**Document passage:**
◇ ◇ ◇

College leaders have agreed on a plan to deduct pay for staff taking part in a national union boycott.

The strategy is in response to a recent announcement from the college lecturers' union EIS-FELA that it will be launching a resulting boycott – in which staff continue to mark student work but refuse to enter grades into the official system – beginning next week.

Following news on Friday that UHI Perth would dock full pay for staff who take part in the resulting boycott, it can now be revealed that college leaders met earlier this week and agreed on a joint strategy of deducting pay.

Despite the general agreement to dock pay, individual colleges are not bound to one course of action.

Each can make their own decisions on whether to withhold pay and how much.

It is understood, however, that as many as 90% of colleges have agreed to this strategy. Some colleges have already announced that they will be deducting full pay from staff.

Following news of the pay deductions, EIS-FELA hit out at college employers for what they call an "assault on trade union members’ right to take industrial action short of strike action".

Several colleges alerted staff of the strategy late on Friday afternoon, and the union expects more announcements to follow. 

EIS General Secretary, Andrea Bradley said: “Withholding wages or even threatening to do so when lecturers are carrying out almost all of their work and when they are almost a year and a half overdue a pay rise in the midst of the worst cost of living crisis in living memory is simply outrageous and demonstrates a callous disregard for lecturers as workers and as human beings.

"This way of seeking to facilitate work for free from members taking industrial action to protect their pay is shocking. These colleges are treating their workers as serfs.”

Ms Bradley added: "Aggressive, vindictive anti-trade union tactics like this have no place in a progressive society or in a country that the Scottish Government has declared will be a world leader in Fair Work by next year. The Scottish Government does not seem to be able to convince the public bodies that it funds and is responsible for, to deliver Fair Work for their public servants.

“This assault on trade union members’ right to take industrial action short of strike action is more akin to the spirit and intent of the UK Government’s anti-trade union laws than it is to the spirit of democracy, human rights and Fair Work. It has no place anywhere in Scotland, least of all in the public sector."

She asked that employers instead put their efforts towards lobbying the Scottish Government for better funding for the sector.

Gavin Donoghue, Director of College Employers Scotland, said: “It is deeply regrettable that the EIS-FELA is once again calling on lecturers to take part in a resulting boycott that could cause significant disruption to student outcomes.

“A similar resulting boycott last year was only mitigated thanks to the hard work of college staff and colleagues at partner organisations, who sought to minimise the impact on student progression.

“The priority of colleges is to protect the interests of students, and they are determined to avoid a repeat of last year’s situation. That is why college leaders have now made it clear to staff who may participate in a new resulting boycott that this would be considered a breach of contract and could lead to pay deductions.

“Deducting pay from staff is never a measure that colleges want to take. However, they simply cannot accept the risks that another resulting boycott would create for the awarding of qualifications, and the ability of students to progress in their learning journeys and careers.

◇ ◇ ◇

**Listed entries:**

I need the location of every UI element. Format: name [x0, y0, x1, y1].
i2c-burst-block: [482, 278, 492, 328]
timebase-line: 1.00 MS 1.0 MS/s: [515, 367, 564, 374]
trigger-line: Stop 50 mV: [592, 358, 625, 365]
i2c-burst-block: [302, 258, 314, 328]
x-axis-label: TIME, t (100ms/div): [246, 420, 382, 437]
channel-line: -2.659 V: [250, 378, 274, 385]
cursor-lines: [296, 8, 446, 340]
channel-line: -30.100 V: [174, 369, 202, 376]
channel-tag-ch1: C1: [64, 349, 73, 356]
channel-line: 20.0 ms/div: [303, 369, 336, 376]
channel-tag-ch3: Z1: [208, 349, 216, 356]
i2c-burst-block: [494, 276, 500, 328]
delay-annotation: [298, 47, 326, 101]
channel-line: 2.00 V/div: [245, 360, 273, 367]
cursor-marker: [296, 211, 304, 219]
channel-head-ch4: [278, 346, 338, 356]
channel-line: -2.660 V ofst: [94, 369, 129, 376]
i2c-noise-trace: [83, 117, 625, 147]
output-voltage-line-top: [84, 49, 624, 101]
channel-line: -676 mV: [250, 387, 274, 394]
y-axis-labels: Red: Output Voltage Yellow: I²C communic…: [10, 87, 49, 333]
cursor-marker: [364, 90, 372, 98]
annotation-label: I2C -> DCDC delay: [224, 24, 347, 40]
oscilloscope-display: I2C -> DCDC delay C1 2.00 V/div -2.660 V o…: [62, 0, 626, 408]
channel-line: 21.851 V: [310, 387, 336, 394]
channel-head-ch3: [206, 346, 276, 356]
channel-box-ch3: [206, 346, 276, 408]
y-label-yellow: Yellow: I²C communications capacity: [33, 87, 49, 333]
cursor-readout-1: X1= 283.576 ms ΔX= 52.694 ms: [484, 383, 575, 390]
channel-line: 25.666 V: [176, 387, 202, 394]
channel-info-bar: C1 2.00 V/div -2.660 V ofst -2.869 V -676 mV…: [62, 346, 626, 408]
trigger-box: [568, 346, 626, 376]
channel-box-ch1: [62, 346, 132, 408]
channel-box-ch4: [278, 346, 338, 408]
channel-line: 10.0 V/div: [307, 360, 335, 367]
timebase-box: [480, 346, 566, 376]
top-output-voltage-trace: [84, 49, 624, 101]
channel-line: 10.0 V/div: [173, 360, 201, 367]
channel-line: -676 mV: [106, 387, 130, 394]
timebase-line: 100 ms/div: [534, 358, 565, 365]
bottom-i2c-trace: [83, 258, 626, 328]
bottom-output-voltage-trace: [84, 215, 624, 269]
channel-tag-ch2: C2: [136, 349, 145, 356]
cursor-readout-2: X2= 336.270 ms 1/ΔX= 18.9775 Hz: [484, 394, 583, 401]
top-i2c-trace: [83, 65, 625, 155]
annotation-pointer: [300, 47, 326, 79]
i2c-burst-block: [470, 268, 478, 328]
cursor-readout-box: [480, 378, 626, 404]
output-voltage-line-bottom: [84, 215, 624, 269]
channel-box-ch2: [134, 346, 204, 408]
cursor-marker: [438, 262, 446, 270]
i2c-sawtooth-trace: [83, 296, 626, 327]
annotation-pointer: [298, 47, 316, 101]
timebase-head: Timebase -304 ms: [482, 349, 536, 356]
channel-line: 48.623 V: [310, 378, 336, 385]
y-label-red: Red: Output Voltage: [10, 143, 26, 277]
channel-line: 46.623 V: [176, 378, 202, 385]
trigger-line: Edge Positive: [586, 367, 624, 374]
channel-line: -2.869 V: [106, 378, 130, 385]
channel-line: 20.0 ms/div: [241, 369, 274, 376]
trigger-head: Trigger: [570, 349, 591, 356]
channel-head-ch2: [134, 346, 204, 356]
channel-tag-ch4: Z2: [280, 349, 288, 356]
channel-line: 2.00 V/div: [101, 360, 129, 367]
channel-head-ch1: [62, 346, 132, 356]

◇ ◇ ◇

**Requirement A:** Decide whether each statement below agrees with the article on college pay deductions, answering yes or no and quoting the text's deciding words. (i) Individual colleges must all follow one course of action on pay. (ii) In the boycott, staff keep marking student work but refuse to enter grades into the official system. (iii) Gavin Donoghue said deducting pay is a measure colleges want to take.
**Requirement B:**
Answer these questions from the article on college pay deductions.
(i) Which college said on Friday that it would dock full pay for staff taking part in the boycott?
(ii) As many as what percentage of colleges are understood to have agreed to the strategy?
(iii) Who is Director of College Employers Scotland?
**Requirement C:** Transcribe the part of the article on college pay deductions starting at "She asked that" and ending at "to student outcomes.".

**Worked solution A:**
(i) No: "individual colleges are not bound to one course of action."
(ii) Yes: "staff continue to mark student work but refuse to enter grades into the official system"
(iii) No: "Deducting pay from staff is never a measure that colleges want to take."

**Worked solution B:**
(i) UHI Perth
(ii) 90%
(iii) Gavin Donoghue

**Worked solution C:**
She asked that employers instead put their efforts towards lobbying the Scottish Government for better funding for the sector.

Gavin Donoghue, Director of College Employers Scotland, said: “It is deeply regrettable that the EIS-FELA is once again calling on lecturers to take part in a resulting boycott that could cause significant disruption to student outcomes.